## [Problem statement]
Copy the rows below word for word, but leave out the pictures.

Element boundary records
***

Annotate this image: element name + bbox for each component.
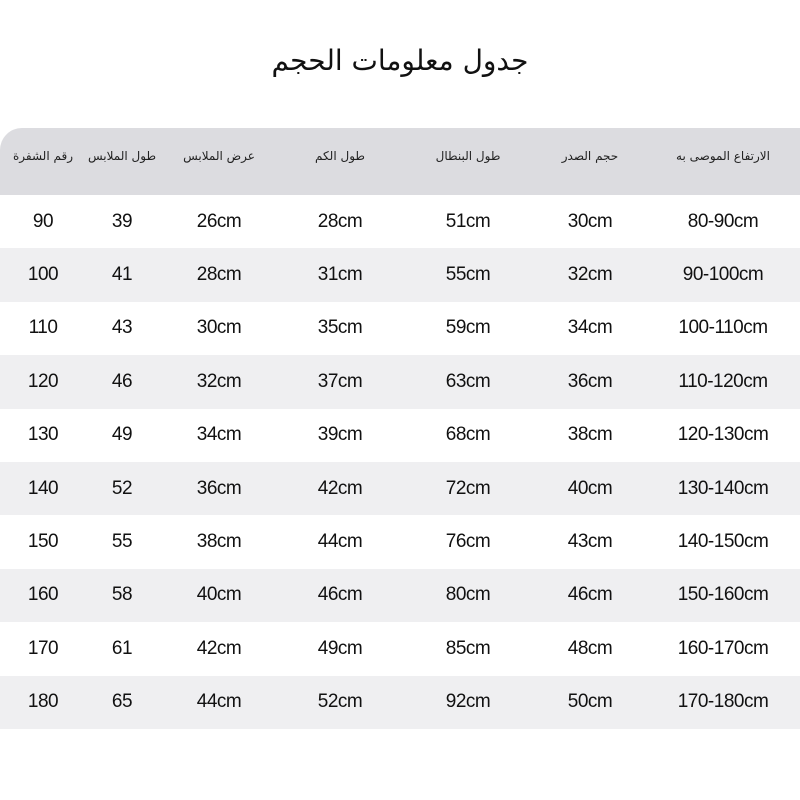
size-table: رقم الشفرة طول الملابس عرض الملابس طول الكم… bbox=[0, 128, 800, 729]
table-cell: 160-170cm bbox=[677, 637, 769, 659]
table-cell: 42cm bbox=[196, 637, 242, 659]
table-cell: 34cm bbox=[567, 317, 613, 339]
table-header: رقم الشفرة طول الملابس عرض الملابس طول الكم… bbox=[0, 128, 800, 195]
table-cell: 36cm bbox=[567, 370, 613, 392]
column-header: طول البنطال bbox=[435, 148, 501, 163]
table-cell: 46cm bbox=[567, 584, 613, 606]
table-row: 150 55 38cm 44cm 76cm 43cm 140-150cm bbox=[0, 515, 800, 568]
column-header: عرض الملابس bbox=[183, 148, 255, 163]
table-body: 90 39 26cm 28cm 51cm 30cm 80-90cm 100 41 28cm 31cm… bbox=[0, 195, 800, 729]
table-cell: 76cm bbox=[445, 531, 491, 553]
table-cell: 58 bbox=[111, 584, 133, 606]
table-cell: 46 bbox=[111, 370, 133, 392]
table-cell: 28cm bbox=[317, 210, 363, 232]
table-cell: 52cm bbox=[317, 691, 363, 713]
table-cell: 43 bbox=[111, 317, 133, 339]
table-cell: 80cm bbox=[445, 584, 491, 606]
column-header: رقم الشفرة bbox=[12, 148, 74, 163]
table-row: 170 61 42cm 49cm 85cm 48cm 160-170cm bbox=[0, 622, 800, 675]
table-cell: 30cm bbox=[567, 210, 613, 232]
table-cell: 100-110cm bbox=[678, 317, 768, 339]
table-cell: 51cm bbox=[445, 210, 491, 232]
table-cell: 110-120cm bbox=[678, 370, 768, 392]
table-cell: 55cm bbox=[445, 264, 491, 286]
table-cell: 32cm bbox=[196, 370, 242, 392]
table-cell: 26cm bbox=[196, 210, 242, 232]
table-cell: 100 bbox=[27, 264, 59, 286]
column-header: طول الكم bbox=[315, 148, 365, 163]
table-cell: 120 bbox=[27, 370, 59, 392]
table-cell: 40cm bbox=[196, 584, 242, 606]
page-title: جدول معلومات الحجم bbox=[271, 44, 529, 77]
table-cell: 90 bbox=[32, 210, 54, 232]
table-row: 120 46 32cm 37cm 63cm 36cm 110-120cm bbox=[0, 355, 800, 409]
table-row: 140 52 36cm 42cm 72cm 40cm 130-140cm bbox=[0, 461, 800, 516]
table-cell: 34cm bbox=[196, 424, 242, 446]
table-cell: 30cm bbox=[196, 317, 242, 339]
table-cell: 28cm bbox=[196, 264, 242, 286]
table-cell: 39 bbox=[111, 210, 133, 232]
table-cell: 120-130cm bbox=[677, 424, 769, 446]
table-row: 100 41 28cm 31cm 55cm 32cm 90-100cm bbox=[0, 248, 800, 302]
table-cell: 36cm bbox=[196, 477, 242, 499]
table-cell: 35cm bbox=[317, 317, 363, 339]
table-cell: 43cm bbox=[567, 531, 613, 553]
table-cell: 130-140cm bbox=[677, 477, 769, 499]
table-cell: 48cm bbox=[567, 637, 613, 659]
table-cell: 160 bbox=[27, 584, 59, 606]
table-cell: 170-180cm bbox=[677, 691, 769, 713]
table-cell: 140-150cm bbox=[677, 531, 769, 553]
table-cell: 63cm bbox=[445, 370, 491, 392]
table-cell: 32cm bbox=[567, 264, 613, 286]
table-cell: 38cm bbox=[567, 424, 613, 446]
table-cell: 44cm bbox=[317, 531, 363, 553]
table-cell: 50cm bbox=[567, 691, 613, 713]
table-cell: 140 bbox=[27, 477, 59, 499]
table-cell: 61 bbox=[111, 637, 133, 659]
table-cell: 55 bbox=[111, 531, 133, 553]
table-cell: 49cm bbox=[317, 637, 363, 659]
table-cell: 150 bbox=[27, 531, 59, 553]
table-cell: 44cm bbox=[196, 691, 242, 713]
table-cell: 37cm bbox=[317, 370, 363, 392]
column-header: الارتفاع الموصى به bbox=[676, 148, 770, 163]
table-row: 130 49 34cm 39cm 68cm 38cm 120-130cm bbox=[0, 409, 800, 462]
table-cell: 170 bbox=[27, 637, 59, 659]
table-cell: 39cm bbox=[317, 424, 363, 446]
table-cell: 38cm bbox=[196, 531, 242, 553]
table-row: 160 58 40cm 46cm 80cm 46cm 150-160cm bbox=[0, 568, 800, 623]
table-cell: 42cm bbox=[317, 477, 363, 499]
table-cell: 46cm bbox=[317, 584, 363, 606]
table-cell: 80-90cm bbox=[687, 210, 759, 232]
table-row: 110 43 30cm 35cm 59cm 34cm 100-110cm bbox=[0, 302, 800, 355]
table-cell: 65 bbox=[111, 691, 133, 713]
table-cell: 72cm bbox=[445, 477, 491, 499]
table-cell: 150-160cm bbox=[677, 584, 769, 606]
table-cell: 31cm bbox=[317, 264, 363, 286]
table-cell: 49 bbox=[111, 424, 133, 446]
table-cell: 85cm bbox=[445, 637, 491, 659]
table-cell: 52 bbox=[111, 477, 133, 499]
table-cell: 92cm bbox=[445, 691, 491, 713]
table-cell: 180 bbox=[27, 691, 59, 713]
column-header: طول الملابس bbox=[87, 148, 157, 163]
table-cell: 130 bbox=[27, 424, 59, 446]
table-row: 90 39 26cm 28cm 51cm 30cm 80-90cm bbox=[0, 195, 800, 248]
table-cell: 90-100cm bbox=[682, 264, 764, 286]
table-cell: 40cm bbox=[567, 477, 613, 499]
table-row: 180 65 44cm 52cm 92cm 50cm 170-180cm bbox=[0, 675, 800, 729]
column-header: حجم الصدر bbox=[561, 148, 619, 163]
table-cell: 59cm bbox=[445, 317, 491, 339]
table-cell: 110 bbox=[28, 317, 58, 339]
table-cell: 68cm bbox=[445, 424, 491, 446]
table-cell: 41 bbox=[111, 264, 133, 286]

***

## [Task result]
Annotate this image: element name + bbox for each component.
size-table: رقم الشفرة طول الملابس عرض الملابس طول الكم… bbox=[0, 128, 800, 729]
table-cell: 160-170cm bbox=[677, 637, 769, 659]
table-cell: 42cm bbox=[196, 637, 242, 659]
table-cell: 34cm bbox=[567, 317, 613, 339]
table-header: رقم الشفرة طول الملابس عرض الملابس طول الكم… bbox=[0, 128, 800, 195]
table-cell: 36cm bbox=[567, 370, 613, 392]
column-header: طول البنطال bbox=[435, 148, 501, 163]
table-cell: 46cm bbox=[567, 584, 613, 606]
table-row: 150 55 38cm 44cm 76cm 43cm 140-150cm bbox=[0, 515, 800, 568]
column-header: عرض الملابس bbox=[183, 148, 255, 163]
table-body: 90 39 26cm 28cm 51cm 30cm 80-90cm 100 41 28cm 31cm… bbox=[0, 195, 800, 729]
table-cell: 76cm bbox=[445, 531, 491, 553]
table-cell: 58 bbox=[111, 584, 133, 606]
table-cell: 46 bbox=[111, 370, 133, 392]
table-cell: 28cm bbox=[317, 210, 363, 232]
table-cell: 52cm bbox=[317, 691, 363, 713]
table-cell: 43 bbox=[111, 317, 133, 339]
table-cell: 80cm bbox=[445, 584, 491, 606]
column-header: رقم الشفرة bbox=[12, 148, 74, 163]
table-row: 170 61 42cm 49cm 85cm 48cm 160-170cm bbox=[0, 622, 800, 675]
table-cell: 30cm bbox=[567, 210, 613, 232]
table-cell: 100-110cm bbox=[678, 317, 768, 339]
table-cell: 51cm bbox=[445, 210, 491, 232]
table-cell: 110-120cm bbox=[678, 370, 768, 392]
table-cell: 55cm bbox=[445, 264, 491, 286]
table-cell: 32cm bbox=[196, 370, 242, 392]
table-cell: 26cm bbox=[196, 210, 242, 232]
table-cell: 100 bbox=[27, 264, 59, 286]
column-header: طول الكم bbox=[315, 148, 365, 163]
table-cell: 120 bbox=[27, 370, 59, 392]
table-cell: 40cm bbox=[196, 584, 242, 606]
page-title: جدول معلومات الحجم bbox=[271, 44, 529, 77]
table-cell: 90 bbox=[32, 210, 54, 232]
table-row: 120 46 32cm 37cm 63cm 36cm 110-120cm bbox=[0, 355, 800, 409]
table-row: 140 52 36cm 42cm 72cm 40cm 130-140cm bbox=[0, 461, 800, 516]
table-cell: 34cm bbox=[196, 424, 242, 446]
table-cell: 30cm bbox=[196, 317, 242, 339]
table-cell: 28cm bbox=[196, 264, 242, 286]
table-cell: 39 bbox=[111, 210, 133, 232]
table-cell: 120-130cm bbox=[677, 424, 769, 446]
table-row: 100 41 28cm 31cm 55cm 32cm 90-100cm bbox=[0, 248, 800, 302]
table-cell: 36cm bbox=[196, 477, 242, 499]
table-cell: 35cm bbox=[317, 317, 363, 339]
table-cell: 43cm bbox=[567, 531, 613, 553]
table-cell: 130-140cm bbox=[677, 477, 769, 499]
table-cell: 48cm bbox=[567, 637, 613, 659]
table-cell: 160 bbox=[27, 584, 59, 606]
table-cell: 170-180cm bbox=[677, 691, 769, 713]
table-cell: 140-150cm bbox=[677, 531, 769, 553]
table-cell: 63cm bbox=[445, 370, 491, 392]
table-cell: 32cm bbox=[567, 264, 613, 286]
table-cell: 38cm bbox=[567, 424, 613, 446]
table-cell: 44cm bbox=[317, 531, 363, 553]
table-cell: 50cm bbox=[567, 691, 613, 713]
table-cell: 140 bbox=[27, 477, 59, 499]
table-cell: 61 bbox=[111, 637, 133, 659]
table-cell: 55 bbox=[111, 531, 133, 553]
table-cell: 49cm bbox=[317, 637, 363, 659]
table-cell: 150 bbox=[27, 531, 59, 553]
table-cell: 44cm bbox=[196, 691, 242, 713]
table-cell: 37cm bbox=[317, 370, 363, 392]
column-header: الارتفاع الموصى به bbox=[676, 148, 770, 163]
table-row: 130 49 34cm 39cm 68cm 38cm 120-130cm bbox=[0, 409, 800, 462]
table-cell: 170 bbox=[27, 637, 59, 659]
table-cell: 39cm bbox=[317, 424, 363, 446]
table-cell: 38cm bbox=[196, 531, 242, 553]
table-row: 160 58 40cm 46cm 80cm 46cm 150-160cm bbox=[0, 568, 800, 623]
table-cell: 42cm bbox=[317, 477, 363, 499]
table-cell: 46cm bbox=[317, 584, 363, 606]
table-cell: 80-90cm bbox=[687, 210, 759, 232]
table-row: 110 43 30cm 35cm 59cm 34cm 100-110cm bbox=[0, 302, 800, 355]
table-cell: 65 bbox=[111, 691, 133, 713]
table-cell: 72cm bbox=[445, 477, 491, 499]
table-cell: 150-160cm bbox=[677, 584, 769, 606]
table-cell: 31cm bbox=[317, 264, 363, 286]
table-cell: 49 bbox=[111, 424, 133, 446]
table-cell: 85cm bbox=[445, 637, 491, 659]
table-cell: 52 bbox=[111, 477, 133, 499]
table-cell: 92cm bbox=[445, 691, 491, 713]
table-cell: 180 bbox=[27, 691, 59, 713]
column-header: طول الملابس bbox=[87, 148, 157, 163]
table-cell: 130 bbox=[27, 424, 59, 446]
table-row: 90 39 26cm 28cm 51cm 30cm 80-90cm bbox=[0, 195, 800, 248]
table-cell: 90-100cm bbox=[682, 264, 764, 286]
table-cell: 40cm bbox=[567, 477, 613, 499]
table-row: 180 65 44cm 52cm 92cm 50cm 170-180cm bbox=[0, 675, 800, 729]
column-header: حجم الصدر bbox=[561, 148, 619, 163]
table-cell: 59cm bbox=[445, 317, 491, 339]
table-cell: 110 bbox=[28, 317, 58, 339]
table-cell: 68cm bbox=[445, 424, 491, 446]
table-cell: 41 bbox=[111, 264, 133, 286]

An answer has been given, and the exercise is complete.